## START Supplied data

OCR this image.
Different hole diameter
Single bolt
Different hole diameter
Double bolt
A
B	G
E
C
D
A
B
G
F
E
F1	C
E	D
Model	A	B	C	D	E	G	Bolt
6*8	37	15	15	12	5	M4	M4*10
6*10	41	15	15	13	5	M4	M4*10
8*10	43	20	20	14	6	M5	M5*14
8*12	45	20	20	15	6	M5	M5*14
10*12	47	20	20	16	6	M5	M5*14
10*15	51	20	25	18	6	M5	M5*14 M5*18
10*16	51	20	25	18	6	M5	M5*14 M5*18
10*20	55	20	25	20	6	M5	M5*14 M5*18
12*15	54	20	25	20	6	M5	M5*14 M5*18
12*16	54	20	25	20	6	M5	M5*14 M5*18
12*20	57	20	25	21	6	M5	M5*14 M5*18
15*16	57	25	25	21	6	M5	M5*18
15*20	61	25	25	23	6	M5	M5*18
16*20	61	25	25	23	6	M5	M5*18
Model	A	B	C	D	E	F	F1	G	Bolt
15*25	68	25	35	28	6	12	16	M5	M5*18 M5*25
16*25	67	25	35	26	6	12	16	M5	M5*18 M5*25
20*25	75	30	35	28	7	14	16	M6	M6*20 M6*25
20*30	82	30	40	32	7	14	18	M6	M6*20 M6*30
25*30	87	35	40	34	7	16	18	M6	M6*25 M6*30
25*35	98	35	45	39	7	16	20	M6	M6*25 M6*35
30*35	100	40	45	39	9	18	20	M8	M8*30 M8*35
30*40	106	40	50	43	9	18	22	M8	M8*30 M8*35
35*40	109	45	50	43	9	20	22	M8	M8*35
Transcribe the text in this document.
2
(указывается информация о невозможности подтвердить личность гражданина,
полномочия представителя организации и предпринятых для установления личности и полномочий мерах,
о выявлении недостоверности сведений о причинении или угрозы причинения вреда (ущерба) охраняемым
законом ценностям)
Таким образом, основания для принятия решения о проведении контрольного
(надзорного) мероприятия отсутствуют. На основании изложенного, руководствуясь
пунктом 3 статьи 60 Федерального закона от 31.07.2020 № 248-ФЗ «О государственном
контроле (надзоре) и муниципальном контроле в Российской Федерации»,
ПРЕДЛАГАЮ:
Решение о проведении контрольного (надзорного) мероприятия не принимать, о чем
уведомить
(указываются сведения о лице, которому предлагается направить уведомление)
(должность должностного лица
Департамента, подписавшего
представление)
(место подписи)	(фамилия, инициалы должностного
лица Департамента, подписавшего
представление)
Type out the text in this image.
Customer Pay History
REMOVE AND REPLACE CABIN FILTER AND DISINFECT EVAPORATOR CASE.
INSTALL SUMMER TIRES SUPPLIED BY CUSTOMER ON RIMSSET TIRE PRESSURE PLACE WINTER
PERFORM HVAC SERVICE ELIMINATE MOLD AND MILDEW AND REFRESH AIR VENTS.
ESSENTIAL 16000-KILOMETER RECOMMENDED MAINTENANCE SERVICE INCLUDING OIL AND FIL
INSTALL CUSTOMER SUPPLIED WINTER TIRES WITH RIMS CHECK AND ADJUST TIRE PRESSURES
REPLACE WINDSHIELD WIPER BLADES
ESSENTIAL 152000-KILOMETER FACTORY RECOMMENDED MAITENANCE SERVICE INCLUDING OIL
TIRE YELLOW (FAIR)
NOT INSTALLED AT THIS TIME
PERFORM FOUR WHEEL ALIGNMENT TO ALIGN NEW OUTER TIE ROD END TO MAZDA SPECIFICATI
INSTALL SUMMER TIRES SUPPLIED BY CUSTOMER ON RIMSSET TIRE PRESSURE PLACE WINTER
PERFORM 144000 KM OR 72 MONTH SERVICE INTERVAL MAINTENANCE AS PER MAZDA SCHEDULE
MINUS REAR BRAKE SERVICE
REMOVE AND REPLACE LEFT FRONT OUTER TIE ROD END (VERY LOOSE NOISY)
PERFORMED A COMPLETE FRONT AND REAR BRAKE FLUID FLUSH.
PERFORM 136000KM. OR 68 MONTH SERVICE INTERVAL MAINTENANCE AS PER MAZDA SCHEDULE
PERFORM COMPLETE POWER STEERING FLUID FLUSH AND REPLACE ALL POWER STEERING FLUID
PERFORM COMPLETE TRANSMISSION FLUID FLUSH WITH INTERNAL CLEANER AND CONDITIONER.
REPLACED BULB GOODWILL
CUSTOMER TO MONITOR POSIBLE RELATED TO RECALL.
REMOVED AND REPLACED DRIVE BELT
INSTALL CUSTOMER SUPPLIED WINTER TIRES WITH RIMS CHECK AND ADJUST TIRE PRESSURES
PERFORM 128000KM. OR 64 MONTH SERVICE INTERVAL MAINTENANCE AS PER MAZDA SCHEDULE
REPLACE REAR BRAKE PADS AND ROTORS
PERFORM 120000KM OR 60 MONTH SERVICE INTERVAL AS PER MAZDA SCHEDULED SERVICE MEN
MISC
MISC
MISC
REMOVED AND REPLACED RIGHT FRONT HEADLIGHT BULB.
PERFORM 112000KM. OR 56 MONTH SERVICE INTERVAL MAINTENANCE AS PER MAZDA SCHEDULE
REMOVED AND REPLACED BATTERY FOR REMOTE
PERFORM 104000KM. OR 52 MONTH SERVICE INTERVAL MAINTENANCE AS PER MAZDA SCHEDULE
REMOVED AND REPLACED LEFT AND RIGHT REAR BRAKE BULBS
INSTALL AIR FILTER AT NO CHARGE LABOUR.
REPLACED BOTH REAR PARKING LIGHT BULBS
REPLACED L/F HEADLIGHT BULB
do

## END Supplied data

> **Your instructions**
Exactly as shown above, return every record.

> **Finished answer**
OCR this image.
Different hole diameter
Single bolt
Different hole diameter
Double bolt
A
B	G
E
C
D
A
B
G
F
E
F1	C
E	D
Model	A	B	C	D	E	G	Bolt
6*8	37	15	15	12	5	M4	M4*10
6*10	41	15	15	13	5	M4	M4*10
8*10	43	20	20	14	6	M5	M5*14
8*12	45	20	20	15	6	M5	M5*14
10*12	47	20	20	16	6	M5	M5*14
10*15	51	20	25	18	6	M5	M5*14 M5*18
10*16	51	20	25	18	6	M5	M5*14 M5*18
10*20	55	20	25	20	6	M5	M5*14 M5*18
12*15	54	20	25	20	6	M5	M5*14 M5*18
12*16	54	20	25	20	6	M5	M5*14 M5*18
12*20	57	20	25	21	6	M5	M5*14 M5*18
15*16	57	25	25	21	6	M5	M5*18
15*20	61	25	25	23	6	M5	M5*18
16*20	61	25	25	23	6	M5	M5*18
Model	A	B	C	D	E	F	F1	G	Bolt
15*25	68	25	35	28	6	12	16	M5	M5*18 M5*25
16*25	67	25	35	26	6	12	16	M5	M5*18 M5*25
20*25	75	30	35	28	7	14	16	M6	M6*20 M6*25
20*30	82	30	40	32	7	14	18	M6	M6*20 M6*30
25*30	87	35	40	34	7	16	18	M6	M6*25 M6*30
25*35	98	35	45	39	7	16	20	M6	M6*25 M6*35
30*35	100	40	45	39	9	18	20	M8	M8*30 M8*35
30*40	106	40	50	43	9	18	22	M8	M8*30 M8*35
35*40	109	45	50	43	9	20	22	M8	M8*35
Transcribe the text in this document.
2
(указывается информация о невозможности подтвердить личность гражданина,
полномочия представителя организации и предпринятых для установления личности и полномочий мерах,
о выявлении недостоверности сведений о причинении или угрозы причинения вреда (ущерба) охраняемым
законом ценностям)
Таким образом, основания для принятия решения о проведении контрольного
(надзорного) мероприятия отсутствуют. На основании изложенного, руководствуясь
пунктом 3 статьи 60 Федерального закона от 31.07.2020 № 248-ФЗ «О государственном
контроле (надзоре) и муниципальном контроле в Российской Федерации»,
ПРЕДЛАГАЮ:
Решение о проведении контрольного (надзорного) мероприятия не принимать, о чем
уведомить
(указываются сведения о лице, которому предлагается направить уведомление)
(должность должностного лица
Департамента, подписавшего
представление)
(место подписи)	(фамилия, инициалы должностного
лица Департамента, подписавшего
представление)
Type out the text in this image.
Customer Pay History
REMOVE AND REPLACE CABIN FILTER AND DISINFECT EVAPORATOR CASE.
INSTALL SUMMER TIRES SUPPLIED BY CUSTOMER ON RIMSSET TIRE PRESSURE PLACE WINTER
PERFORM HVAC SERVICE ELIMINATE MOLD AND MILDEW AND REFRESH AIR VENTS.
ESSENTIAL 16000-KILOMETER RECOMMENDED MAINTENANCE SERVICE INCLUDING OIL AND FIL
INSTALL CUSTOMER SUPPLIED WINTER TIRES WITH RIMS CHECK AND ADJUST TIRE PRESSURES
REPLACE WINDSHIELD WIPER BLADES
ESSENTIAL 152000-KILOMETER FACTORY RECOMMENDED MAITENANCE SERVICE INCLUDING OIL
TIRE YELLOW (FAIR)
NOT INSTALLED AT THIS TIME
PERFORM FOUR WHEEL ALIGNMENT TO ALIGN NEW OUTER TIE ROD END TO MAZDA SPECIFICATI
INSTALL SUMMER TIRES SUPPLIED BY CUSTOMER ON RIMSSET TIRE PRESSURE PLACE WINTER
PERFORM 144000 KM OR 72 MONTH SERVICE INTERVAL MAINTENANCE AS PER MAZDA SCHEDULE
MINUS REAR BRAKE SERVICE
REMOVE AND REPLACE LEFT FRONT OUTER TIE ROD END (VERY LOOSE NOISY)
PERFORMED A COMPLETE FRONT AND REAR BRAKE FLUID FLUSH.
PERFORM 136000KM. OR 68 MONTH SERVICE INTERVAL MAINTENANCE AS PER MAZDA SCHEDULE
PERFORM COMPLETE POWER STEERING FLUID FLUSH AND REPLACE ALL POWER STEERING FLUID
PERFORM COMPLETE TRANSMISSION FLUID FLUSH WITH INTERNAL CLEANER AND CONDITIONER.
REPLACED BULB GOODWILL
CUSTOMER TO MONITOR POSIBLE RELATED TO RECALL.
REMOVED AND REPLACED DRIVE BELT
INSTALL CUSTOMER SUPPLIED WINTER TIRES WITH RIMS CHECK AND ADJUST TIRE PRESSURES
PERFORM 128000KM. OR 64 MONTH SERVICE INTERVAL MAINTENANCE AS PER MAZDA SCHEDULE
REPLACE REAR BRAKE PADS AND ROTORS
PERFORM 120000KM OR 60 MONTH SERVICE INTERVAL AS PER MAZDA SCHEDULED SERVICE MEN
MISC
MISC
MISC
REMOVED AND REPLACED RIGHT FRONT HEADLIGHT BULB.
PERFORM 112000KM. OR 56 MONTH SERVICE INTERVAL MAINTENANCE AS PER MAZDA SCHEDULE
REMOVED AND REPLACED BATTERY FOR REMOTE
PERFORM 104000KM. OR 52 MONTH SERVICE INTERVAL MAINTENANCE AS PER MAZDA SCHEDULE
REMOVED AND REPLACED LEFT AND RIGHT REAR BRAKE BULBS
INSTALL AIR FILTER AT NO CHARGE LABOUR.
REPLACED BOTH REAR PARKING LIGHT BULBS
REPLACED L/F HEADLIGHT BULB
do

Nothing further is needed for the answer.